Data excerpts
== == ==
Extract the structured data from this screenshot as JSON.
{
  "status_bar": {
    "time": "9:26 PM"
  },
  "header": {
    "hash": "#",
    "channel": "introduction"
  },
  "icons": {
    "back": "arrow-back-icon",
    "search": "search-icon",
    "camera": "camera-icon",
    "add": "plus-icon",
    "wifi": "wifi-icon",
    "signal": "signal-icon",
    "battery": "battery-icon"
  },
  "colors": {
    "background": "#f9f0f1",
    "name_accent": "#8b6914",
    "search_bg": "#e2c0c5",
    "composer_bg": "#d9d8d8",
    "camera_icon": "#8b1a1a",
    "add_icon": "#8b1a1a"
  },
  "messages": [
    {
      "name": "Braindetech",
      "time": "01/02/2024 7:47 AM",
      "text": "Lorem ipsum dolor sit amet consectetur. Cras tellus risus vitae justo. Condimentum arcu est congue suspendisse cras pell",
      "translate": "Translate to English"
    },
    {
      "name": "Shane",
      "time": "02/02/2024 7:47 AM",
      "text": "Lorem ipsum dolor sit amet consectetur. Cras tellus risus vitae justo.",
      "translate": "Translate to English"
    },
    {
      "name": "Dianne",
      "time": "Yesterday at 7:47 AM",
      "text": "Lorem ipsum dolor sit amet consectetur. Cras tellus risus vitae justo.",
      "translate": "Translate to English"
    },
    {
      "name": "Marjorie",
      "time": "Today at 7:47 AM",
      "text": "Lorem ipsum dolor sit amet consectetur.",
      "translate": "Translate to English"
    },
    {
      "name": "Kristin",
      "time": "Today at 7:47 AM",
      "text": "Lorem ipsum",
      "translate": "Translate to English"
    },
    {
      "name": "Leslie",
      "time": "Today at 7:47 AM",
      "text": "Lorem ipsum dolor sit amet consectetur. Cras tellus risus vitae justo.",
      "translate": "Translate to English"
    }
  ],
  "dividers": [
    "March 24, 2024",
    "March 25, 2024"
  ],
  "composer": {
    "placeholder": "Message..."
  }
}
== == ==
What you should do: Quote every record above exactly.

Output for this exercise:
Extract the structured data from this screenshot as JSON.
{
  "status_bar": {
    "time": "9:26 PM"
  },
  "header": {
    "hash": "#",
    "channel": "introduction"
  },
  "icons": {
    "back": "arrow-back-icon",
    "search": "search-icon",
    "camera": "camera-icon",
    "add": "plus-icon",
    "wifi": "wifi-icon",
    "signal": "signal-icon",
    "battery": "battery-icon"
  },
  "colors": {
    "background": "#f9f0f1",
    "name_accent": "#8b6914",
    "search_bg": "#e2c0c5",
    "composer_bg": "#d9d8d8",
    "camera_icon": "#8b1a1a",
    "add_icon": "#8b1a1a"
  },
  "messages": [
    {
      "name": "Braindetech",
      "time": "01/02/2024 7:47 AM",
      "text": "Lorem ipsum dolor sit amet consectetur. Cras tellus risus vitae justo. Condimentum arcu est congue suspendisse cras pell",
      "translate": "Translate to English"
    },
    {
      "name": "Shane",
      "time": "02/02/2024 7:47 AM",
      "text": "Lorem ipsum dolor sit amet consectetur. Cras tellus risus vitae justo.",
      "translate": "Translate to English"
    },
    {
      "name": "Dianne",
      "time": "Yesterday at 7:47 AM",
      "text": "Lorem ipsum dolor sit amet consectetur. Cras tellus risus vitae justo.",
      "translate": "Translate to English"
    },
    {
      "name": "Marjorie",
      "time": "Today at 7:47 AM",
      "text": "Lorem ipsum dolor sit amet consectetur.",
      "translate": "Translate to English"
    },
    {
      "name": "Kristin",
      "time": "Today at 7:47 AM",
      "text": "Lorem ipsum",
      "translate": "Translate to English"
    },
    {
      "name": "Leslie",
      "time": "Today at 7:47 AM",
      "text": "Lorem ipsum dolor sit amet consectetur. Cras tellus risus vitae justo.",
      "translate": "Translate to English"
    }
  ],
  "dividers": [
    "March 24, 2024",
    "March 25, 2024"
  ],
  "composer": {
    "placeholder": "Message..."
  }
}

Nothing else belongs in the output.